REQUIREMENT
Take every line that has the string "name" and copy it out.

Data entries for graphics
+++
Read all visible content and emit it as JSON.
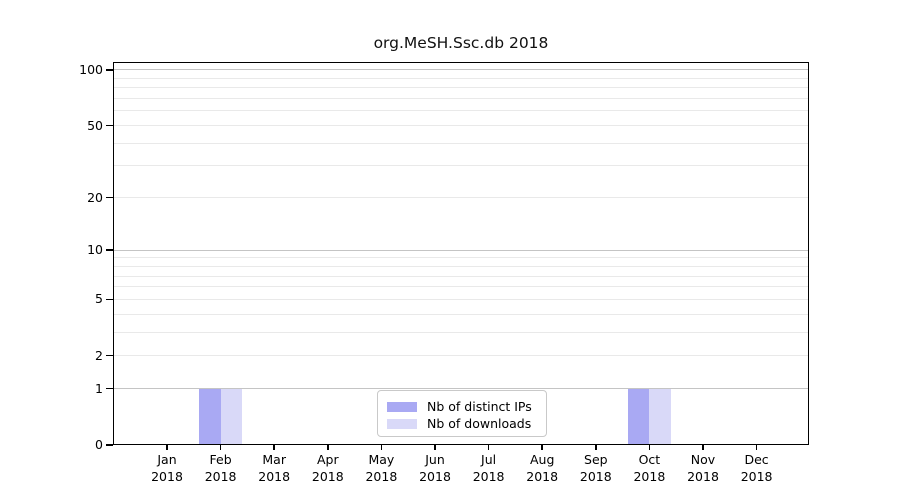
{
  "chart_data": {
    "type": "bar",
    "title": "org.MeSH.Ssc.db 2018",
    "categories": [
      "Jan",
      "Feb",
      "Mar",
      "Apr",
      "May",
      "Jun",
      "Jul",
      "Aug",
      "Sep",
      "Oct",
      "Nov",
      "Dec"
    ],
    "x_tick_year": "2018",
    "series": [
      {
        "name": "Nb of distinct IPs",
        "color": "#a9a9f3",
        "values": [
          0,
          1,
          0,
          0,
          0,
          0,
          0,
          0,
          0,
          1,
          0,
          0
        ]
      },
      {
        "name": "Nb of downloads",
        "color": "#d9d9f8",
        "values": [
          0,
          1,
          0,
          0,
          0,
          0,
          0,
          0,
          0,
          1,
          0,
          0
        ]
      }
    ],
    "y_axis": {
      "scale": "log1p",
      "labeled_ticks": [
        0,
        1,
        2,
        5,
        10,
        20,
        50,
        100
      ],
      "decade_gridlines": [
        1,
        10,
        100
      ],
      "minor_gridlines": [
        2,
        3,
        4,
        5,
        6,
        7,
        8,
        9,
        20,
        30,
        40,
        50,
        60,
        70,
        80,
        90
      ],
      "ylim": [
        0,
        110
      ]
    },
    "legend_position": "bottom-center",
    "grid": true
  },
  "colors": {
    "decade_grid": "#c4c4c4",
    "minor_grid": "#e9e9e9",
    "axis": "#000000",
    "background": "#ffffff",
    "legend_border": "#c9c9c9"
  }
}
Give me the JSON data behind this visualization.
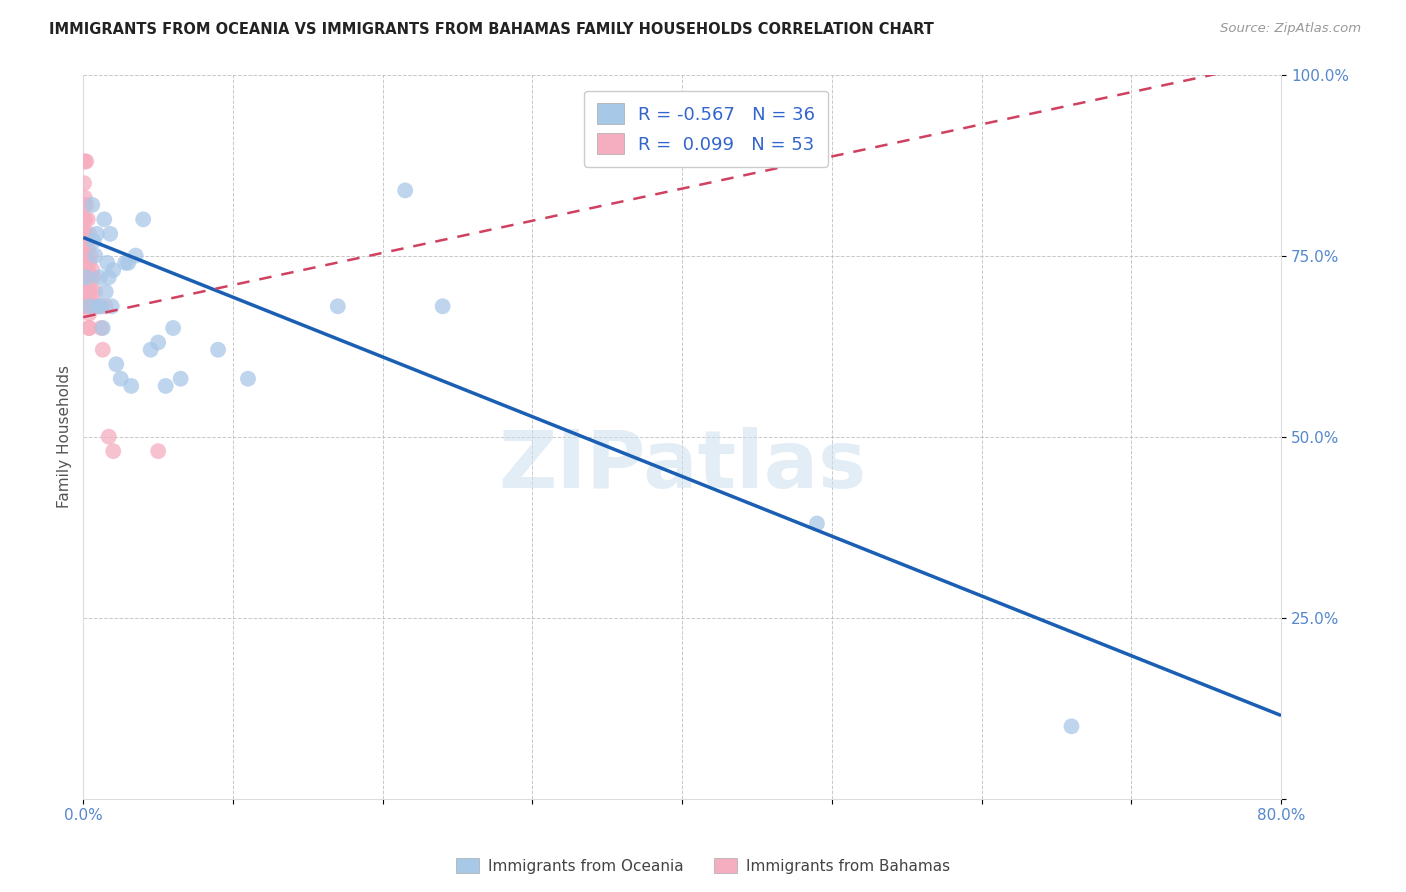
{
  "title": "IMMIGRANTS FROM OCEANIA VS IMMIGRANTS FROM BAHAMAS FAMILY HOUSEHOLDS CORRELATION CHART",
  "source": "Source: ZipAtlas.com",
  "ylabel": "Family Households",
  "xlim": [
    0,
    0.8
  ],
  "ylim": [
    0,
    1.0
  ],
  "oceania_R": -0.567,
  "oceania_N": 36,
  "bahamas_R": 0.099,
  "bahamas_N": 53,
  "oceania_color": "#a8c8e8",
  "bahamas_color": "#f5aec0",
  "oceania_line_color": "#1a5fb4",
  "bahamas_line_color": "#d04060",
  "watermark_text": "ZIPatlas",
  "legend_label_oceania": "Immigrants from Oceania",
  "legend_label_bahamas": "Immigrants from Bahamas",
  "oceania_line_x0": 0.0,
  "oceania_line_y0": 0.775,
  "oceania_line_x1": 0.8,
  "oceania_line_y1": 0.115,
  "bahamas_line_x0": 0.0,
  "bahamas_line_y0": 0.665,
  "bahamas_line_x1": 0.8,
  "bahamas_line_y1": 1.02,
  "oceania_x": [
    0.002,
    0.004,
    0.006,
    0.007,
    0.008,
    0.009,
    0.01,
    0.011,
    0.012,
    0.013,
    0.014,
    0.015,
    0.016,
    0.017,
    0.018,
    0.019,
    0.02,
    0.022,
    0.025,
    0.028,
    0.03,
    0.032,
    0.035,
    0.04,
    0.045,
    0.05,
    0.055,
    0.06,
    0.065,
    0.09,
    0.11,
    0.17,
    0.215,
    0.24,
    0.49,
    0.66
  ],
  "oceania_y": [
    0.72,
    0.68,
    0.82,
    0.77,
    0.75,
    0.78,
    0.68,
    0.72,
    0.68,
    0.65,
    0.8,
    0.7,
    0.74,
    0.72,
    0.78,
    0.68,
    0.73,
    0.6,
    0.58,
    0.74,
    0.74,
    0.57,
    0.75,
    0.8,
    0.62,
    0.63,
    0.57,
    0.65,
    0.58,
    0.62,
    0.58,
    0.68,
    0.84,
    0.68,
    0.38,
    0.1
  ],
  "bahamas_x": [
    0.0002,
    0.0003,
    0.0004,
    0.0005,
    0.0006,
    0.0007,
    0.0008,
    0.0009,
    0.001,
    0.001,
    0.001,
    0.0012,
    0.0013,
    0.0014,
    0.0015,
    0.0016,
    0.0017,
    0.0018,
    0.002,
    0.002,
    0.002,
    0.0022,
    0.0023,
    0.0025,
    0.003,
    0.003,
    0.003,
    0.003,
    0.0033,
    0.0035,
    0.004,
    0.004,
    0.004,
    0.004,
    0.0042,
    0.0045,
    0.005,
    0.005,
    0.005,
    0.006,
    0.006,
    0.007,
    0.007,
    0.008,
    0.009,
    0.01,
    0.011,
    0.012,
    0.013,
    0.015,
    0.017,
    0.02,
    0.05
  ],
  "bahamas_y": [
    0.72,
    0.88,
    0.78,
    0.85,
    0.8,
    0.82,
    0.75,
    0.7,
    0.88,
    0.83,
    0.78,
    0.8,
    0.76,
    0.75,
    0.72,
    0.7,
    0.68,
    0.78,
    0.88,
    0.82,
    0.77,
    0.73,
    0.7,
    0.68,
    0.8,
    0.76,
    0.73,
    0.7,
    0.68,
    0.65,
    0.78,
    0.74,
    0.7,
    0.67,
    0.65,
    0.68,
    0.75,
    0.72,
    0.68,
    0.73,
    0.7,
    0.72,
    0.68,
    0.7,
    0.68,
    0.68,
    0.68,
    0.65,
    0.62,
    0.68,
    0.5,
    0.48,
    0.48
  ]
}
+++
EXERCISE OUTPUT
        "name": "Nb of distinct IPs",
        "name": "Nb of downloads",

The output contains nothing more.